Data records
## Begin

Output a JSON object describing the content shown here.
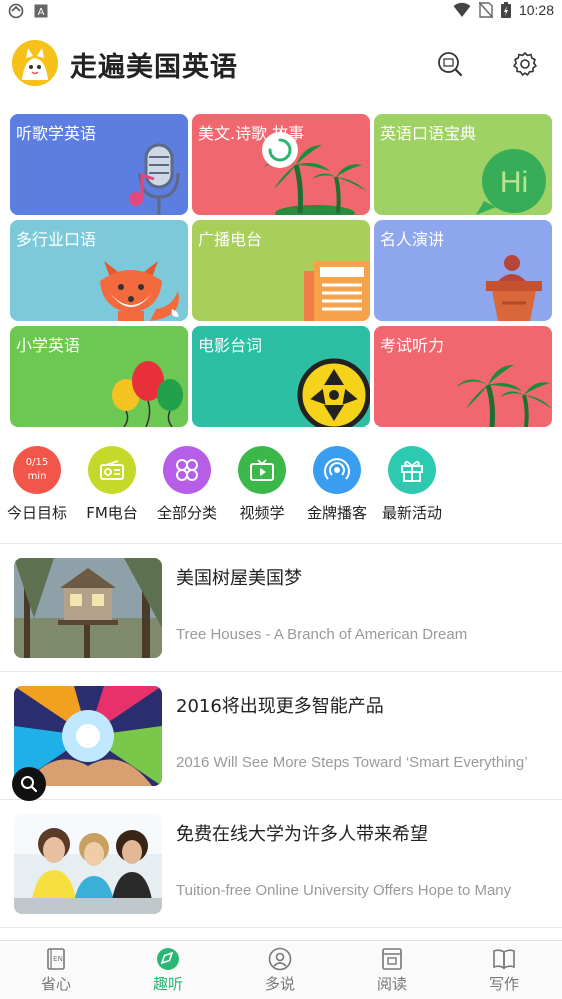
{
  "status_bar": {
    "time": "10:28"
  },
  "header": {
    "title": "走遍美国英语"
  },
  "categories": [
    {
      "label": "听歌学英语",
      "color": "#5b7ee0"
    },
    {
      "label": "美文.诗歌.故事",
      "color": "#f0676f"
    },
    {
      "label": "英语口语宝典",
      "color": "#9ed265"
    },
    {
      "label": "多行业口语",
      "color": "#7ccad9"
    },
    {
      "label": "广播电台",
      "color": "#a8cf5a"
    },
    {
      "label": "名人演讲",
      "color": "#8ea6ee"
    },
    {
      "label": "小学英语",
      "color": "#6cc753"
    },
    {
      "label": "电影台词",
      "color": "#2cbfa3"
    },
    {
      "label": "考试听力",
      "color": "#f0676f"
    }
  ],
  "tile_badge": "Hi",
  "quick_actions": {
    "goal": {
      "progress": "0/15",
      "unit": "min",
      "label": "今日目标"
    },
    "fm": {
      "label": "FM电台"
    },
    "all": {
      "label": "全部分类"
    },
    "video": {
      "label": "视频学"
    },
    "podcast": {
      "label": "金牌播客"
    },
    "events": {
      "label": "最新活动"
    }
  },
  "articles": [
    {
      "title": "美国树屋美国梦",
      "subtitle": "Tree Houses - A Branch of American Dream"
    },
    {
      "title": "2016将出现更多智能产品",
      "subtitle": "2016 Will See More Steps Toward ‘Smart Everything’"
    },
    {
      "title": "免费在线大学为许多人带来希望",
      "subtitle": "Tuition-free Online University Offers Hope to Many"
    }
  ],
  "bottom_nav": [
    {
      "label": "省心",
      "icon": "book-en-icon"
    },
    {
      "label": "趣听",
      "icon": "compass-icon",
      "active": true
    },
    {
      "label": "多说",
      "icon": "person-icon"
    },
    {
      "label": "阅读",
      "icon": "reader-icon"
    },
    {
      "label": "写作",
      "icon": "open-book-icon"
    }
  ],
  "colors": {
    "accent": "#2bb673"
  }
}
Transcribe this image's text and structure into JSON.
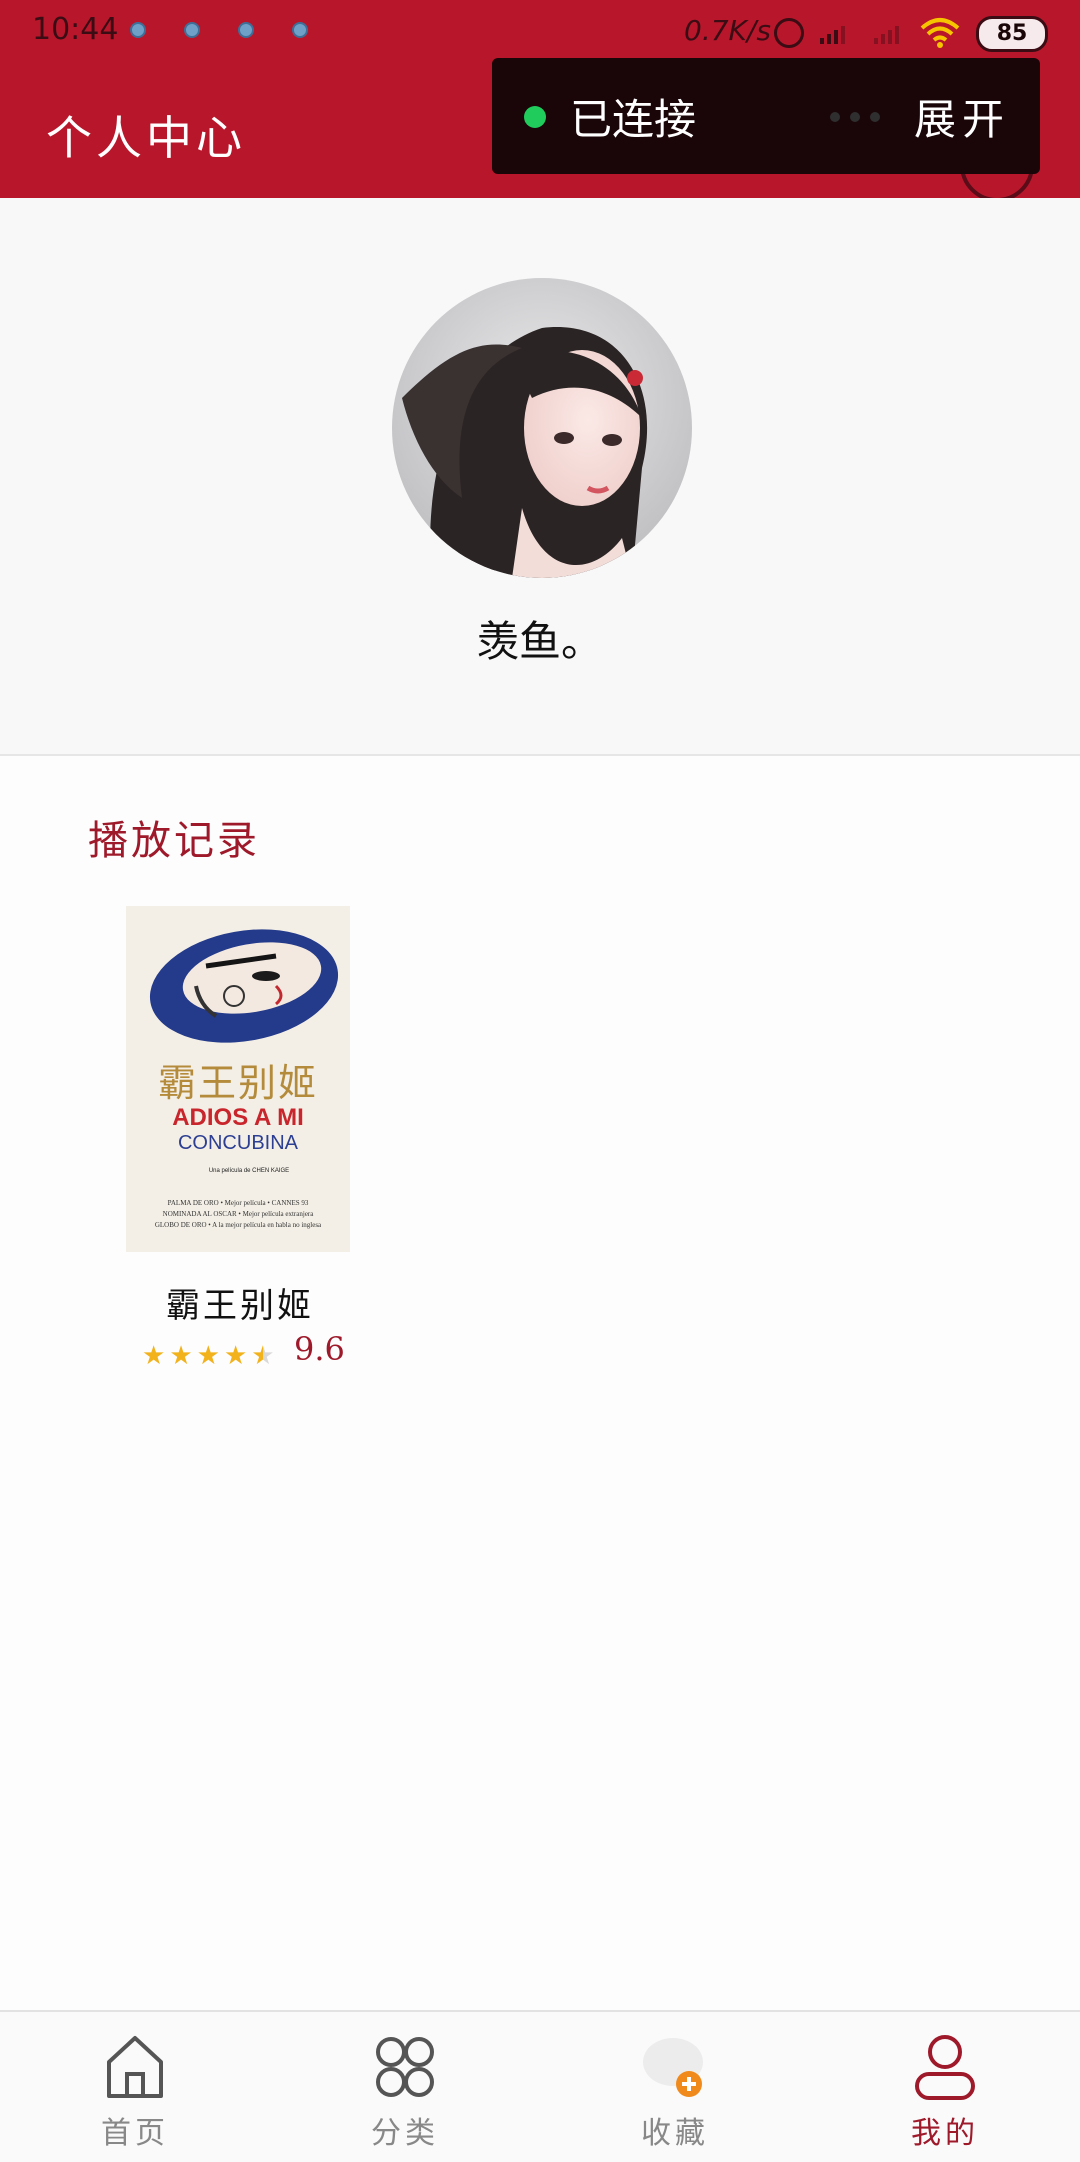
{
  "status_bar": {
    "time": "10:44",
    "net_speed": "0.7K/s",
    "battery": "85"
  },
  "app_bar": {
    "title": "个人中心"
  },
  "connection": {
    "status": "已连接",
    "expand_label": "展开",
    "status_color": "#1fcc5c"
  },
  "profile": {
    "username": "羡鱼。"
  },
  "history": {
    "title": "播放记录",
    "items": [
      {
        "title": "霸王别姬",
        "rating": "9.6",
        "stars": 4.5,
        "poster": {
          "title_cn": "霸王别姬",
          "title_es": "ADIOS A MI",
          "subtitle_es": "CONCUBINA",
          "credit": "Una película de CHEN KAIGE",
          "awards": [
            "PALMA DE ORO • Mejor película • CANNES 93",
            "NOMINADA AL OSCAR • Mejor película extranjera",
            "GLOBO DE ORO • A la mejor película en habla no inglesa"
          ]
        }
      }
    ]
  },
  "tabbar": {
    "tabs": [
      {
        "label": "首页",
        "icon": "home-icon"
      },
      {
        "label": "分类",
        "icon": "category-icon"
      },
      {
        "label": "收藏",
        "icon": "favorite-icon"
      },
      {
        "label": "我的",
        "icon": "user-icon"
      }
    ],
    "active": "我的"
  },
  "colors": {
    "brand": "#b8172b",
    "accent_text": "#9e1a2b",
    "star": "#f2b21c"
  }
}
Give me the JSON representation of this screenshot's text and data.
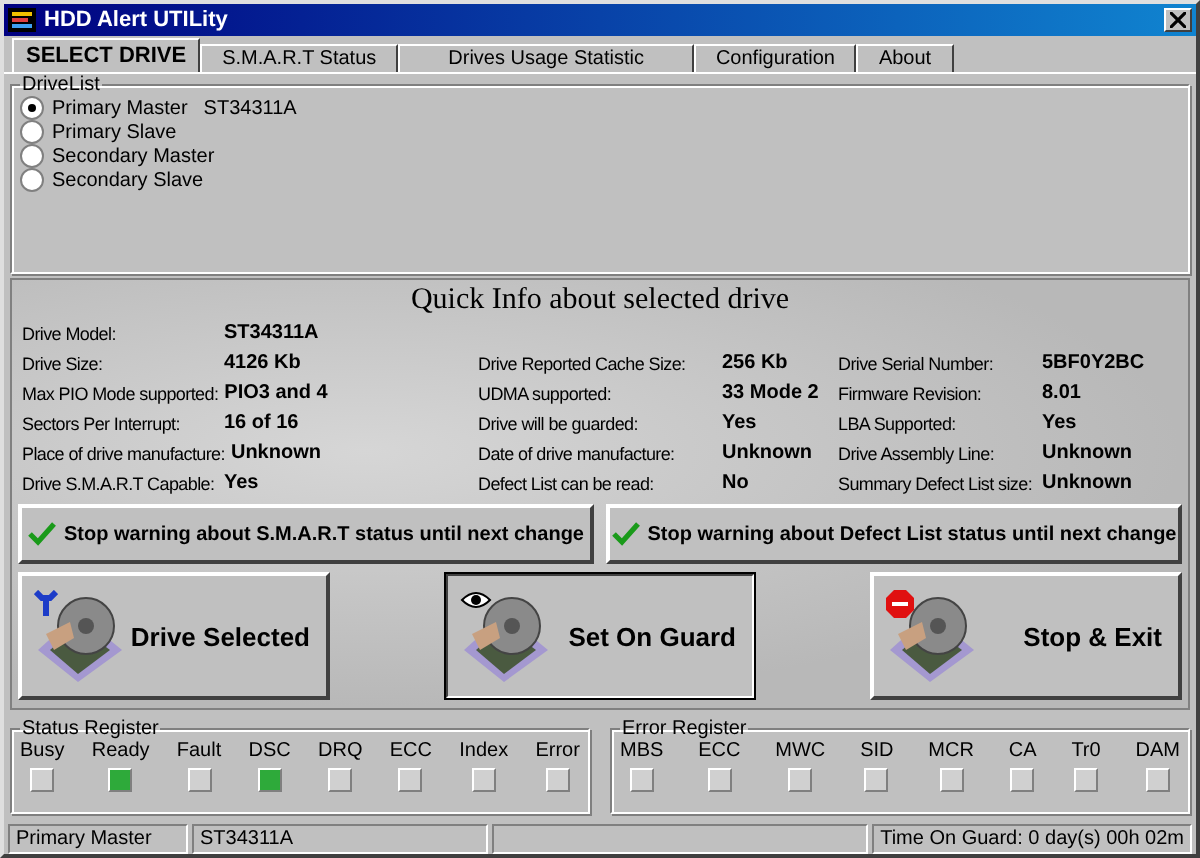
{
  "window": {
    "title": "HDD Alert UTILity"
  },
  "tabs": [
    {
      "label": "SELECT DRIVE",
      "selected": true
    },
    {
      "label": "S.M.A.R.T Status",
      "selected": false
    },
    {
      "label": "Drives Usage Statistic",
      "selected": false
    },
    {
      "label": "Configuration",
      "selected": false
    },
    {
      "label": "About",
      "selected": false
    }
  ],
  "drive_list": {
    "title": "DriveList",
    "items": [
      {
        "label": "Primary Master",
        "model": "ST34311A",
        "selected": true
      },
      {
        "label": "Primary Slave",
        "selected": false
      },
      {
        "label": "Secondary Master",
        "selected": false
      },
      {
        "label": "Secondary Slave",
        "selected": false
      }
    ]
  },
  "quick_info": {
    "title": "Quick Info about selected drive",
    "rows": [
      [
        {
          "label": "Drive Model:",
          "value": "ST34311A"
        }
      ],
      [
        {
          "label": "Drive Size:",
          "value": "4126 Kb"
        },
        {
          "label": "Drive Reported Cache Size:",
          "value": "256 Kb"
        },
        {
          "label": "Drive Serial Number:",
          "value": "5BF0Y2BC"
        }
      ],
      [
        {
          "label": "Max PIO Mode supported:",
          "value": "PIO3 and 4"
        },
        {
          "label": "UDMA supported:",
          "value": "33 Mode 2"
        },
        {
          "label": "Firmware Revision:",
          "value": "8.01"
        }
      ],
      [
        {
          "label": "Sectors Per Interrupt:",
          "value": "16 of 16"
        },
        {
          "label": "Drive will be guarded:",
          "value": "Yes"
        },
        {
          "label": "LBA Supported:",
          "value": "Yes"
        }
      ],
      [
        {
          "label": "Place of drive manufacture:",
          "value": "Unknown"
        },
        {
          "label": "Date of drive manufacture:",
          "value": "Unknown"
        },
        {
          "label": "Drive Assembly Line:",
          "value": "Unknown"
        }
      ],
      [
        {
          "label": "Drive S.M.A.R.T Capable:",
          "value": "Yes"
        },
        {
          "label": "Defect List can be read:",
          "value": "No"
        },
        {
          "label": "Summary Defect List size:",
          "value": "Unknown"
        }
      ]
    ]
  },
  "warning_buttons": [
    "Stop warning about S.M.A.R.T status until next change",
    "Stop warning about Defect List status until next change"
  ],
  "action_buttons": [
    {
      "label": "Drive Selected",
      "kind": "wrench",
      "focused": false
    },
    {
      "label": "Set On Guard",
      "kind": "eye",
      "focused": true
    },
    {
      "label": "Stop & Exit",
      "kind": "stop",
      "focused": false
    }
  ],
  "status_register": {
    "title": "Status Register",
    "flags": [
      {
        "label": "Busy",
        "on": false
      },
      {
        "label": "Ready",
        "on": true
      },
      {
        "label": "Fault",
        "on": false
      },
      {
        "label": "DSC",
        "on": true
      },
      {
        "label": "DRQ",
        "on": false
      },
      {
        "label": "ECC",
        "on": false
      },
      {
        "label": "Index",
        "on": false
      },
      {
        "label": "Error",
        "on": false
      }
    ]
  },
  "error_register": {
    "title": "Error Register",
    "flags": [
      {
        "label": "MBS",
        "on": false
      },
      {
        "label": "ECC",
        "on": false
      },
      {
        "label": "MWC",
        "on": false
      },
      {
        "label": "SID",
        "on": false
      },
      {
        "label": "MCR",
        "on": false
      },
      {
        "label": "CA",
        "on": false
      },
      {
        "label": "Tr0",
        "on": false
      },
      {
        "label": "DAM",
        "on": false
      }
    ]
  },
  "status_bar": {
    "drive": "Primary Master",
    "model": "ST34311A",
    "time_on_guard": "Time On Guard:  0 day(s) 00h 02m"
  }
}
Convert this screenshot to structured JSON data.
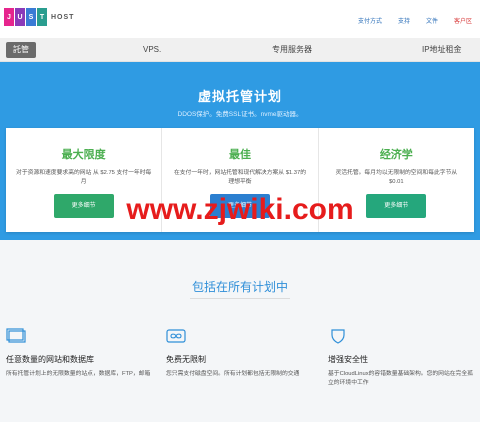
{
  "header": {
    "logo_letters": [
      "J",
      "U",
      "S",
      "T"
    ],
    "logo_colors": [
      "#e6258d",
      "#8a3ab9",
      "#3a7bd5",
      "#2a9d8f"
    ],
    "logo_suffix": "HOST",
    "links": [
      "支付方式",
      "支持",
      "文件",
      "客户区"
    ]
  },
  "nav": {
    "items": [
      "託管",
      "VPS.",
      "专用服务器",
      "IP地址租金"
    ]
  },
  "hero": {
    "title": "虚拟托管计划",
    "subtitle": "DDOS保护。免费SSL证书。nvme驱动器。"
  },
  "plans": [
    {
      "title": "最大限度",
      "desc": "对于资源和速度要求高的网站 从 $2.75 支付一年时每月",
      "button": "更多细节"
    },
    {
      "title": "最佳",
      "desc": "在支付一年时，网站托管和现代解决方案从 $1.37的理想平衡",
      "button": "更多细节"
    },
    {
      "title": "经济学",
      "desc": "灵活托管。每月均以无限制的空间和每此字节从$0.01",
      "button": "更多细节"
    }
  ],
  "watermark": "www.zjwiki.com",
  "features": {
    "heading": "包括在所有计划中",
    "items": [
      {
        "icon": "monitor-icon",
        "title": "任意数量的网站和数据库",
        "desc": "所有托管计划上的无限数量的站点，数据库，FTP，邮箱"
      },
      {
        "icon": "infinity-icon",
        "title": "免费无限制",
        "desc": "您只需支付磁盘空间。所有计划都包括无限制的交通"
      },
      {
        "icon": "shield-icon",
        "title": "增强安全性",
        "desc": "基于CloudLinux的容错数量基础架构。您的网站在完全孤立的环境中工作"
      }
    ]
  },
  "colors": {
    "hero_bg": "#2f9be3",
    "plan_title": "#4caf50",
    "watermark": "#e61c1c",
    "link": "#2a6eb8"
  }
}
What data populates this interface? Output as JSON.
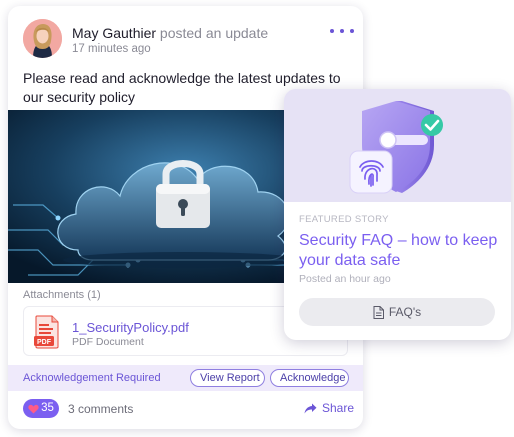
{
  "post": {
    "author": "May Gauthier",
    "action": " posted an update",
    "time": "17 minutes ago",
    "body": "Please read and acknowledge the latest updates to our security policy",
    "more_icon": "more-horizontal-icon",
    "image_icon": "cloud-lock-icon",
    "attachments_label": "Attachments (1)",
    "attachment": {
      "name": "1_SecurityPolicy.pdf",
      "type": "PDF Document",
      "icon": "pdf-file-icon",
      "badge": "PDF"
    },
    "acknowledgement": {
      "label": "Acknowledgement Required",
      "view_report": "View Report",
      "acknowledge": "Acknowledge"
    },
    "likes": "35",
    "like_icon": "heart-icon",
    "comments": "3 comments",
    "share": "Share",
    "share_icon": "share-arrow-icon"
  },
  "story": {
    "kicker": "Featured Story",
    "title": "Security FAQ – how to keep your data safe",
    "time": "Posted an hour ago",
    "button": "FAQ's",
    "button_icon": "document-icon",
    "hero_icon": "shield-check-fingerprint-icon"
  },
  "colors": {
    "accent": "#7b5ff0",
    "accent_dark": "#6b55d6",
    "ack_bar": "#efeafb",
    "hero_bg": "#e6e2f5",
    "pdf_red": "#e8483a"
  }
}
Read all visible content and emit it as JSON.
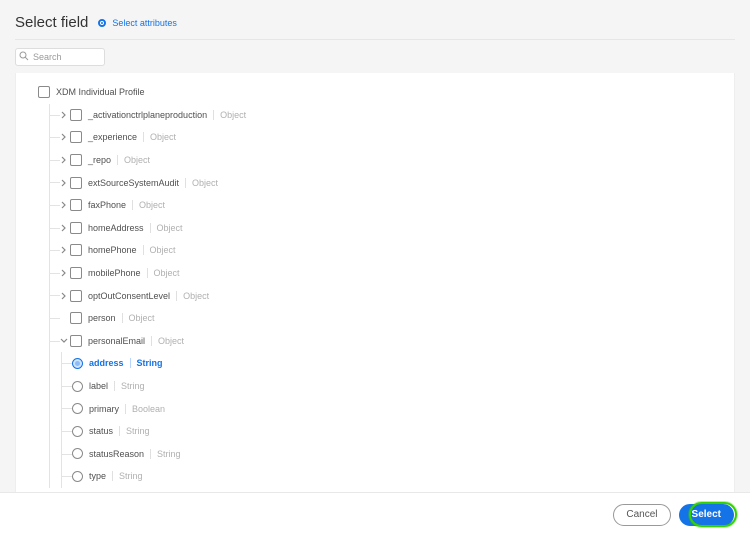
{
  "header": {
    "title": "Select field",
    "breadcrumb_label": "Select attributes"
  },
  "search": {
    "placeholder": "Search"
  },
  "root": {
    "label": "XDM Individual Profile"
  },
  "children": [
    {
      "label": "_activationctrlplaneproduction",
      "type": "Object",
      "expandable": true
    },
    {
      "label": "_experience",
      "type": "Object",
      "expandable": true
    },
    {
      "label": "_repo",
      "type": "Object",
      "expandable": true
    },
    {
      "label": "extSourceSystemAudit",
      "type": "Object",
      "expandable": true
    },
    {
      "label": "faxPhone",
      "type": "Object",
      "expandable": true
    },
    {
      "label": "homeAddress",
      "type": "Object",
      "expandable": true
    },
    {
      "label": "homePhone",
      "type": "Object",
      "expandable": true
    },
    {
      "label": "mobilePhone",
      "type": "Object",
      "expandable": true
    },
    {
      "label": "optOutConsentLevel",
      "type": "Object",
      "expandable": true
    },
    {
      "label": "person",
      "type": "Object",
      "expandable": false
    },
    {
      "label": "personalEmail",
      "type": "Object",
      "expandable": false,
      "expanded": true
    }
  ],
  "personalEmailFields": [
    {
      "label": "address",
      "type": "String",
      "selected": true
    },
    {
      "label": "label",
      "type": "String"
    },
    {
      "label": "primary",
      "type": "Boolean"
    },
    {
      "label": "status",
      "type": "String"
    },
    {
      "label": "statusReason",
      "type": "String"
    },
    {
      "label": "type",
      "type": "String"
    }
  ],
  "footer": {
    "cancel": "Cancel",
    "select": "Select"
  }
}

## End

§ **WHAT YOU NEED TO DO**
Return each line with "next".

§ **WRITTEN ANSWER**
    "Stop warning about S.M.A.R.T status until next change",
    "Stop warning about Defect List status until next change"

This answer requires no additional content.